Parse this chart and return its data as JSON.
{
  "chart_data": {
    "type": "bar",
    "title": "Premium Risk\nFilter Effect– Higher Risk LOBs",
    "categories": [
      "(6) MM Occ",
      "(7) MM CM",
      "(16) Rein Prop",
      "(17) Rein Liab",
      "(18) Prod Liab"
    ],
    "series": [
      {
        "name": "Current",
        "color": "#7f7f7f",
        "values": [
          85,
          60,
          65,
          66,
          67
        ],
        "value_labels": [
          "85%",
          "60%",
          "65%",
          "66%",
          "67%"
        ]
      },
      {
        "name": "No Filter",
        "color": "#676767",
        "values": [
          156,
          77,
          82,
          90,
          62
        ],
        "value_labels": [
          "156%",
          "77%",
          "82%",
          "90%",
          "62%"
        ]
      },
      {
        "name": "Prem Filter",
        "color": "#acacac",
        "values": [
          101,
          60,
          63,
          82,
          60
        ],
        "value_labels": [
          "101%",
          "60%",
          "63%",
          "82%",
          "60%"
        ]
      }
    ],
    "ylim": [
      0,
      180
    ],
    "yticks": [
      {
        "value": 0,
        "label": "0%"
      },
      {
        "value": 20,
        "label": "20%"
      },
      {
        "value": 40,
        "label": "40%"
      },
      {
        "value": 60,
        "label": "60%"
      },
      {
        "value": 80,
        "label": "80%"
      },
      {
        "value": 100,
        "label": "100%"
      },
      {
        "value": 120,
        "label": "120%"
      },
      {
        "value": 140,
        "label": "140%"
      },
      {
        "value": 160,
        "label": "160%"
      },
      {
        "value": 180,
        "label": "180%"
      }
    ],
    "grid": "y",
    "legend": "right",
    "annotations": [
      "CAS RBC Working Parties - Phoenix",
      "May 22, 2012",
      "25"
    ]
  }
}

------------------------------------

**Required work**
Copy all of the data exactly.

**Response**
Parse this chart and return its data as JSON.
{
  "chart_data": {
    "type": "bar",
    "title": "Premium Risk\nFilter Effect– Higher Risk LOBs",
    "categories": [
      "(6) MM Occ",
      "(7) MM CM",
      "(16) Rein Prop",
      "(17) Rein Liab",
      "(18) Prod Liab"
    ],
    "series": [
      {
        "name": "Current",
        "color": "#7f7f7f",
        "values": [
          85,
          60,
          65,
          66,
          67
        ],
        "value_labels": [
          "85%",
          "60%",
          "65%",
          "66%",
          "67%"
        ]
      },
      {
        "name": "No Filter",
        "color": "#676767",
        "values": [
          156,
          77,
          82,
          90,
          62
        ],
        "value_labels": [
          "156%",
          "77%",
          "82%",
          "90%",
          "62%"
        ]
      },
      {
        "name": "Prem Filter",
        "color": "#acacac",
        "values": [
          101,
          60,
          63,
          82,
          60
        ],
        "value_labels": [
          "101%",
          "60%",
          "63%",
          "82%",
          "60%"
        ]
      }
    ],
    "ylim": [
      0,
      180
    ],
    "yticks": [
      {
        "value": 0,
        "label": "0%"
      },
      {
        "value": 20,
        "label": "20%"
      },
      {
        "value": 40,
        "label": "40%"
      },
      {
        "value": 60,
        "label": "60%"
      },
      {
        "value": 80,
        "label": "80%"
      },
      {
        "value": 100,
        "label": "100%"
      },
      {
        "value": 120,
        "label": "120%"
      },
      {
        "value": 140,
        "label": "140%"
      },
      {
        "value": 160,
        "label": "160%"
      },
      {
        "value": 180,
        "label": "180%"
      }
    ],
    "grid": "y",
    "legend": "right",
    "annotations": [
      "CAS RBC Working Parties - Phoenix",
      "May 22, 2012",
      "25"
    ]
  }
}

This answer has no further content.